Tasks to perform
(a) Reproduce the passage of the Ford 4000 loader bucket thread between "Moonmonkey , would" and "(Sep 15, 2014)", inclusive.
(b) Carry on the forum thread about modifying the Ford 4000 loader bucket from where it stops.

Reading passage
# 1963 ford 4000 industrail loader bucket mod?



## moonmonkey (Jul 17, 2016)

i have the afore mentinoned ford 4000 , with a factory ford loader (a 740) i think. but it has a 4 foot wide after market bucket. the thing i would like to know is could i extend the front edge (it does not have a seperate cutting edge on it now) ,, i would like it to be similar to a skid steer style bucket,, any thoughts on how it would function on my tractor?? (( the actual welding and fab are not a problem))))


----------



## dozer966 (Dec 30, 2014)

Moonmonkey , would you like pix and measurements of my bucket. I have a factory bucket on my 740 loader. It's about 66 inches wide


----------



## EdF (Sep 15, 2014)

Hey Moonmonkey,

If your loader is original to your tractor, it is probably a model 724, manufactured from 1955 thru 1974.

The model 740 loader was manufactured from 1975 thru 1980, which would make it a later "add-on" to your tractor.


----------



## pogobill (Jan 31, 2012)

Like a skid steer type bucket? Do you mean a quick attach set up? If so, you can get the parts for this and convert your tractor. As for extending the bucket lip, Have a look at getting yourself a replacement cutting edge and maybe adding that to the front lip of the bucket.

Data segment
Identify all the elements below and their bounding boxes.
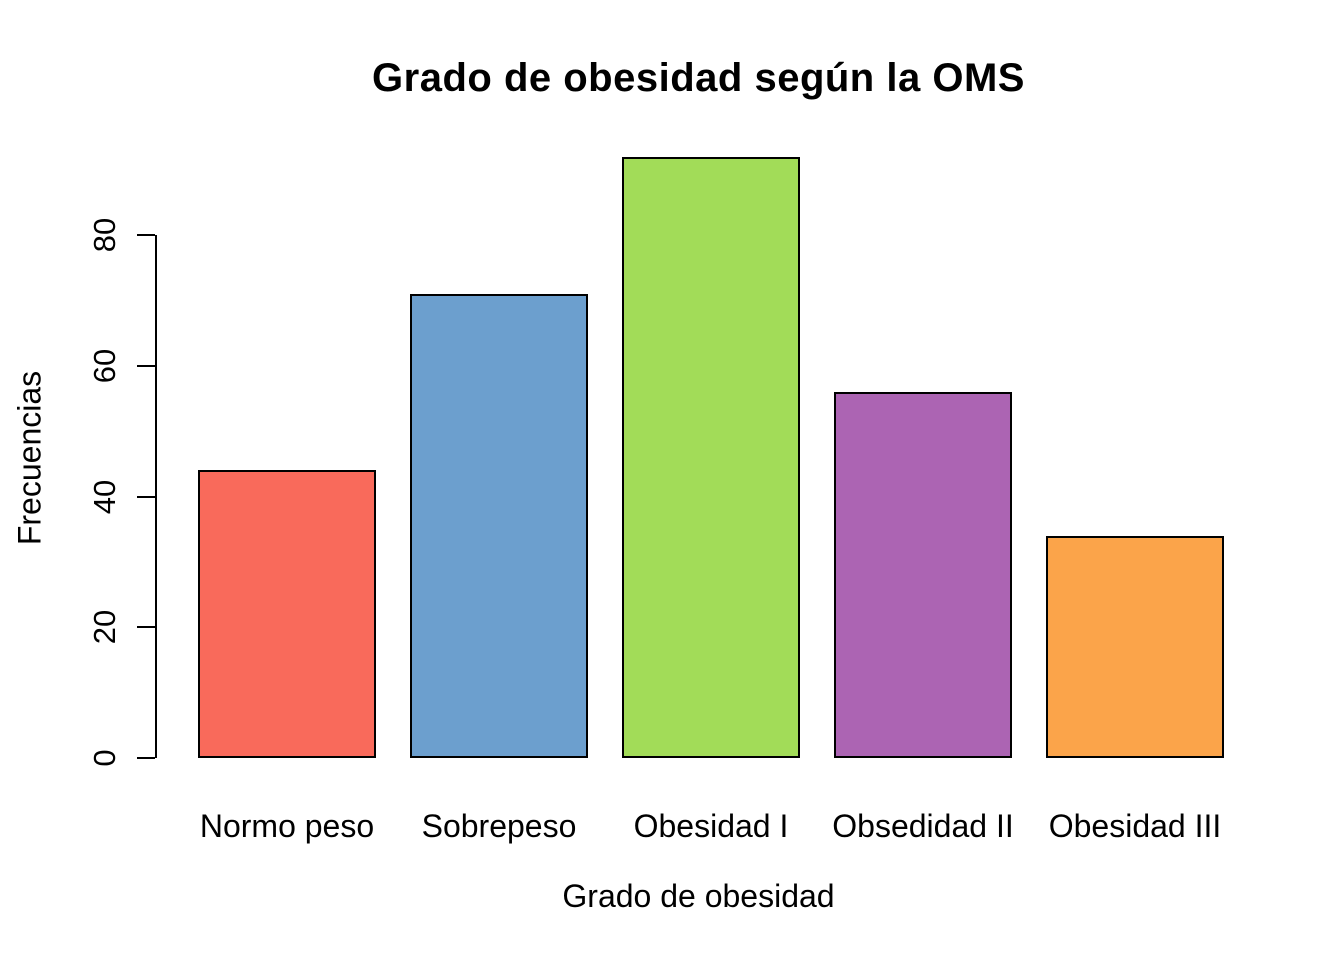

Outputs by task
(a)
Moonmonkey , would you like pix and measurements of my bucket. I have a factory bucket on my 740 loader. It's about 66 inches wide


----------



## EdF (Sep 15, 2014)

(b)
If you covert your tractor to a quick attach, it'll open up a whole new world of attachments that you can add to your tractor for all sorts of chores! Good luck and have fun!


----------



## moonmonkey (Jul 17, 2016)

*pictures of my inadequate westerdorf bucket*

no not quick connect, i mean a longer bottom of the bucket like extending the cutting edge out about 6-12" and welding matching sides to extend the bucket size. i would like a 5' wide as well but that would be too much work for me,,, just wondering if the tractor would work well with a "deeper" bucket,,, it would allow me to scoop under logs and also dig deeper.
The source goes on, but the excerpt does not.